(Records of document pages)
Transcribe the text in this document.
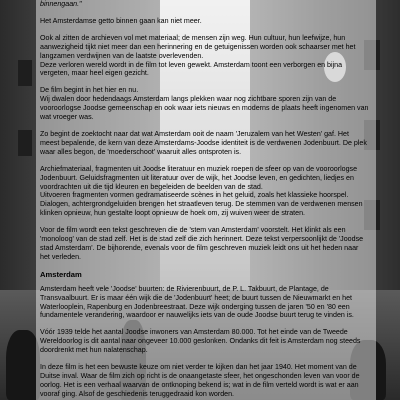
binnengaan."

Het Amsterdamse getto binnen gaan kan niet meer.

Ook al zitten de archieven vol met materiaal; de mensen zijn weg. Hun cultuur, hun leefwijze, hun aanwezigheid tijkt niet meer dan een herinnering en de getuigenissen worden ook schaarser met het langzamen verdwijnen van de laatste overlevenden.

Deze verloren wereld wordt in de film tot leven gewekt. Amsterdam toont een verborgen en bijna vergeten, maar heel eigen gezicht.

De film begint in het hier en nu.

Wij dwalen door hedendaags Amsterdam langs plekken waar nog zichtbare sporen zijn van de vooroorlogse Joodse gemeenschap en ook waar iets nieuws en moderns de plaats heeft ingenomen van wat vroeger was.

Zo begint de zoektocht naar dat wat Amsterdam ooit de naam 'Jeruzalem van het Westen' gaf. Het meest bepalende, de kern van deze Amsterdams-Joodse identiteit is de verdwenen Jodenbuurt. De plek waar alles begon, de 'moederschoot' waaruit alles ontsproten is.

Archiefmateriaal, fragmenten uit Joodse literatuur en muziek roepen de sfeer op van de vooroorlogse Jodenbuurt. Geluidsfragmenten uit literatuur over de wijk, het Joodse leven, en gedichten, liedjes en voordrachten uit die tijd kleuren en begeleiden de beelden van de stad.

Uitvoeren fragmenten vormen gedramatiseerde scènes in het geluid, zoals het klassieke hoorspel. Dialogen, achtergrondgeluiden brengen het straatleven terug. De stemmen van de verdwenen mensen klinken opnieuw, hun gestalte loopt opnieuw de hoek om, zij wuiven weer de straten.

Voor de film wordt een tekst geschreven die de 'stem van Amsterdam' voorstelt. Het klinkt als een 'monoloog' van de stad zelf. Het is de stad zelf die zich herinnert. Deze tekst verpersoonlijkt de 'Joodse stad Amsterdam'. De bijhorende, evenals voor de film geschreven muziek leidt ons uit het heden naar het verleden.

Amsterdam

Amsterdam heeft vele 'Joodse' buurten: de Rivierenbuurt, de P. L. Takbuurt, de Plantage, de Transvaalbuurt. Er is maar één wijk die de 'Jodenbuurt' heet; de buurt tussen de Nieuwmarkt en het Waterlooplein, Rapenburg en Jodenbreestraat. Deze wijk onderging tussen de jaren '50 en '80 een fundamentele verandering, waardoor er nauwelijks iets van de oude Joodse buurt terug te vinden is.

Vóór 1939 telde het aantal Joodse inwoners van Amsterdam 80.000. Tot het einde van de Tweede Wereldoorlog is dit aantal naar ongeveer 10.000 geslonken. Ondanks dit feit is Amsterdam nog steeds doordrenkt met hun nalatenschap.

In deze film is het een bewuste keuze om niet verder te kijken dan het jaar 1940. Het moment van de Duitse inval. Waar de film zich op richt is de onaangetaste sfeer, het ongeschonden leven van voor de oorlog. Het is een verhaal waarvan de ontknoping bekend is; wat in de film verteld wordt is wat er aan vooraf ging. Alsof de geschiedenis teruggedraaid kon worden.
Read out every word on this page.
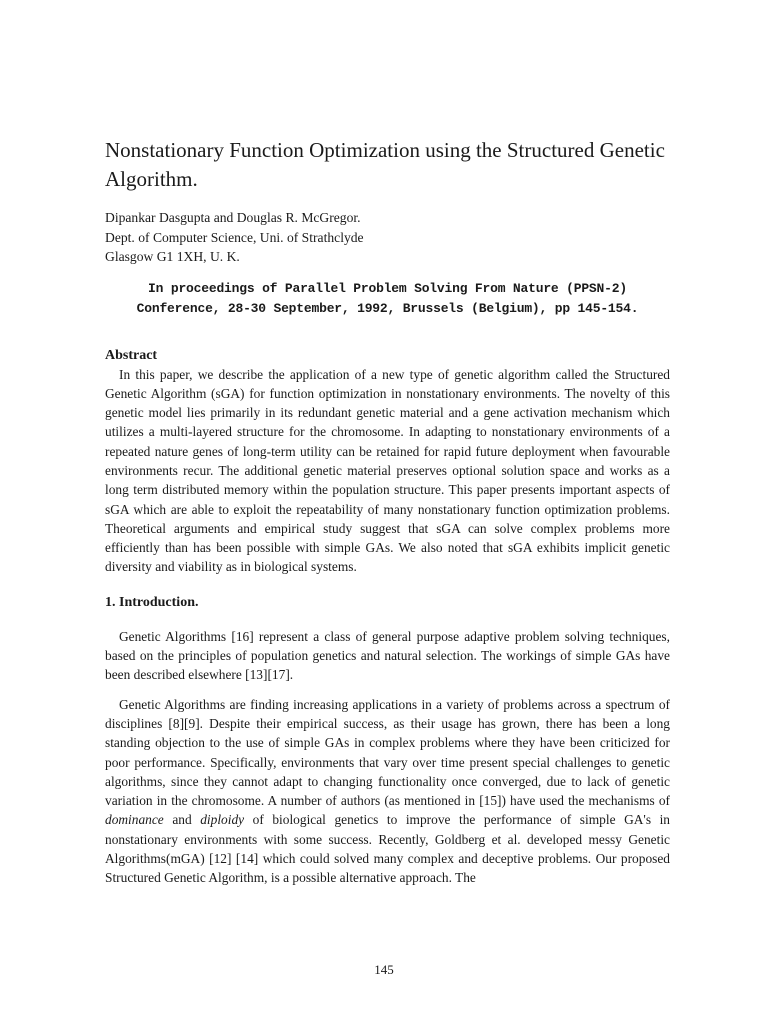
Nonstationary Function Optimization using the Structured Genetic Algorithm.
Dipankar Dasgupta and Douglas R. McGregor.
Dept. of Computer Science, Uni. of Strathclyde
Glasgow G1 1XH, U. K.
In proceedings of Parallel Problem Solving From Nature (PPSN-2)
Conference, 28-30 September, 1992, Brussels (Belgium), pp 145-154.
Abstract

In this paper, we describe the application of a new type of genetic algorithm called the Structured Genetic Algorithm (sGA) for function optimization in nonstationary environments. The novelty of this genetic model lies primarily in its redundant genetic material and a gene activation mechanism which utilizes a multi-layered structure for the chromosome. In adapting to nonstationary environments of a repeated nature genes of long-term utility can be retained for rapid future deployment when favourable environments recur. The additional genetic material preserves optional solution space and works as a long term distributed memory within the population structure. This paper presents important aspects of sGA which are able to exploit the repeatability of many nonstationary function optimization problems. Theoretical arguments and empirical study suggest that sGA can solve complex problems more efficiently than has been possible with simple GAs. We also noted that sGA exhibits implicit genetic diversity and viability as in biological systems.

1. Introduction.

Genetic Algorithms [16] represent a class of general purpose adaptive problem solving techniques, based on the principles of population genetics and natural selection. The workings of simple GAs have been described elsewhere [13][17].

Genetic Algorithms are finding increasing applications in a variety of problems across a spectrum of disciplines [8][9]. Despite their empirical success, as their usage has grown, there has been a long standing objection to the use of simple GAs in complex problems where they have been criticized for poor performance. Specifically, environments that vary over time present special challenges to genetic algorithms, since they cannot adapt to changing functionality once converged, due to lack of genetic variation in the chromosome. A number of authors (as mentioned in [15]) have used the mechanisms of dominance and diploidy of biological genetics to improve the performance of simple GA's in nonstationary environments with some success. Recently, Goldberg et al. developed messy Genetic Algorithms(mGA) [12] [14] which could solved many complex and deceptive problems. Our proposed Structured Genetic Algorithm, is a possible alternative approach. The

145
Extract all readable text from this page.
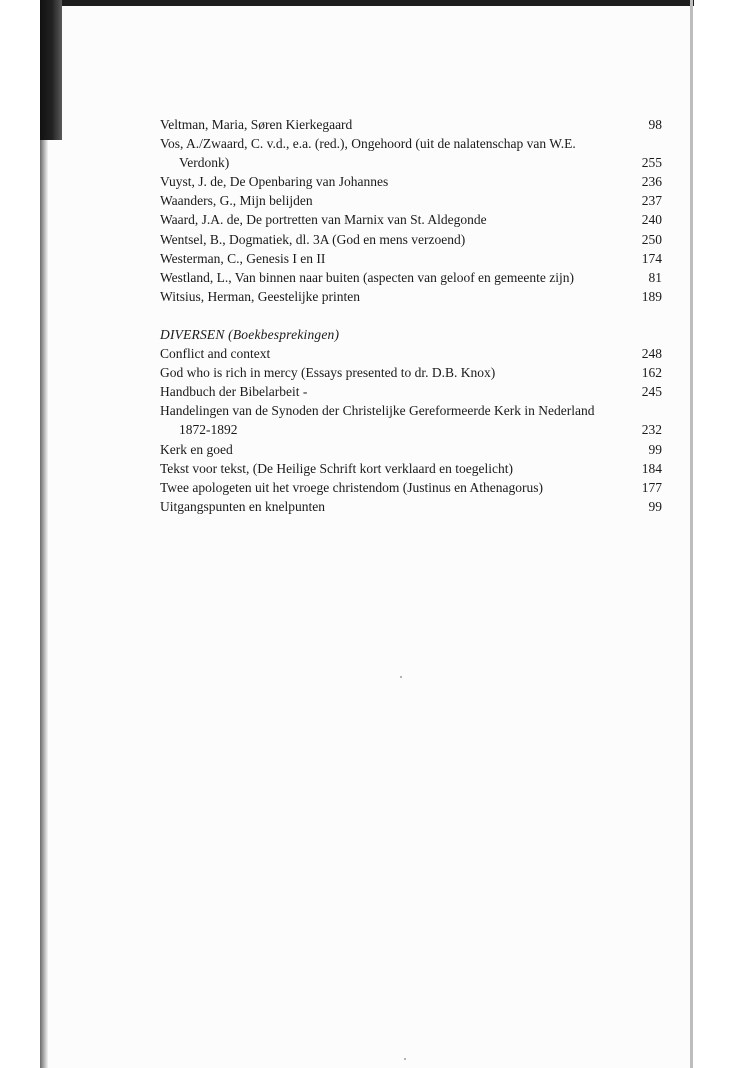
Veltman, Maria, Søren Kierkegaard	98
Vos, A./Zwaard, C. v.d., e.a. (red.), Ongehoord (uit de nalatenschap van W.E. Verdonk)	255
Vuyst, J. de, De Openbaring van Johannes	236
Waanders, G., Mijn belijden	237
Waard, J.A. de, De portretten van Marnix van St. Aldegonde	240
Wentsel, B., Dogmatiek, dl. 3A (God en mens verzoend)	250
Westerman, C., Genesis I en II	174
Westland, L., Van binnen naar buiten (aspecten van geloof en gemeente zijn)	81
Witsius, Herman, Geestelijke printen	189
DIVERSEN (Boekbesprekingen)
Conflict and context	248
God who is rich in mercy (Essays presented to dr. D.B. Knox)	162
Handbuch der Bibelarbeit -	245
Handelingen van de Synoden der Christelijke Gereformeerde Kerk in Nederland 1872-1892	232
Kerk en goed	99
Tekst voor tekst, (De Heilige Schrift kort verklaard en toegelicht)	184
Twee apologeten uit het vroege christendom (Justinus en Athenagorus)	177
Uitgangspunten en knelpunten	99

§ **Requirement**
Each line above that contains the word "verdwenen" should be returned.

§ **Solution to this exercise**
Zo begint de zoektocht naar dat wat Amsterdam ooit de naam 'Jeruzalem van het Westen' gaf. Het meest bepalende, de kern van deze Amsterdams-Joodse identiteit is de verdwenen Jodenbuurt. De plek waar alles begon, de 'moederschoot' waaruit alles ontsproten is.
Uitvoeren fragmenten vormen gedramatiseerde scènes in het geluid, zoals het klassieke hoorspel. Dialogen, achtergrondgeluiden brengen het straatleven terug. De stemmen van de verdwenen mensen klinken opnieuw, hun gestalte loopt opnieuw de hoek om, zij wuiven weer de straten.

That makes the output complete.